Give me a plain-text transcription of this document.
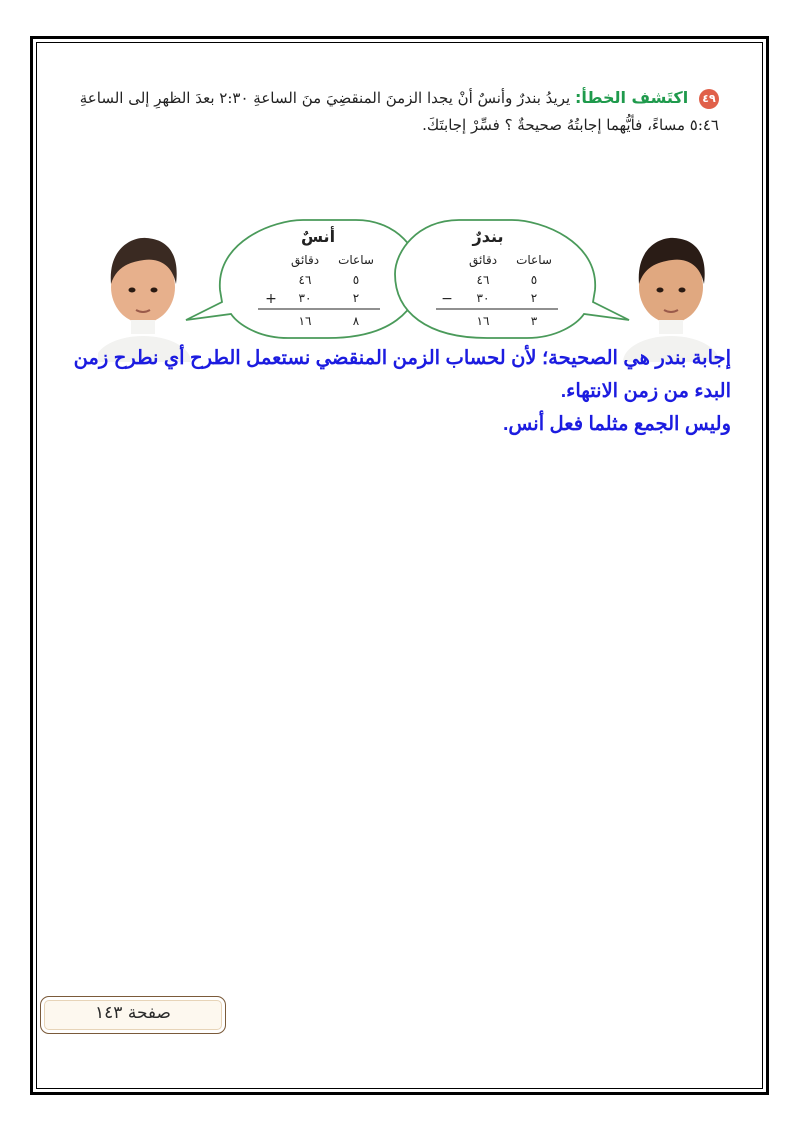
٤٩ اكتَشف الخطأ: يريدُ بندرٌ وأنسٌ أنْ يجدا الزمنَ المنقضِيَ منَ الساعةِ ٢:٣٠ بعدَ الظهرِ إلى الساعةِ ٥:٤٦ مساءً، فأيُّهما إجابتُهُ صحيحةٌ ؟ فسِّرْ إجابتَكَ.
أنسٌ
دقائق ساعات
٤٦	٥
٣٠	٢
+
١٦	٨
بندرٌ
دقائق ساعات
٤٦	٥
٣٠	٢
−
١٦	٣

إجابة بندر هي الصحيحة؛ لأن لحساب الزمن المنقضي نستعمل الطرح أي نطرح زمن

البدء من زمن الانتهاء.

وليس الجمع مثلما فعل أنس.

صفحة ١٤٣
◆ ◆ ◆ ◆
Return the whole listing, word for word, and leave out every picture.

Answer below:
Give me a plain-text transcription of this document.
٤٩ اكتَشف الخطأ: يريدُ بندرٌ وأنسٌ أنْ يجدا الزمنَ المنقضِيَ منَ الساعةِ ٢:٣٠ بعدَ الظهرِ إلى الساعةِ ٥:٤٦ مساءً، فأيُّهما إجابتُهُ صحيحةٌ ؟ فسِّرْ إجابتَكَ.
أنسٌ
دقائق ساعات
٤٦	٥
٣٠	٢
+
١٦	٨
بندرٌ
دقائق ساعات
٤٦	٥
٣٠	٢
−
١٦	٣

إجابة بندر هي الصحيحة؛ لأن لحساب الزمن المنقضي نستعمل الطرح أي نطرح زمن

البدء من زمن الانتهاء.

وليس الجمع مثلما فعل أنس.

صفحة ١٤٣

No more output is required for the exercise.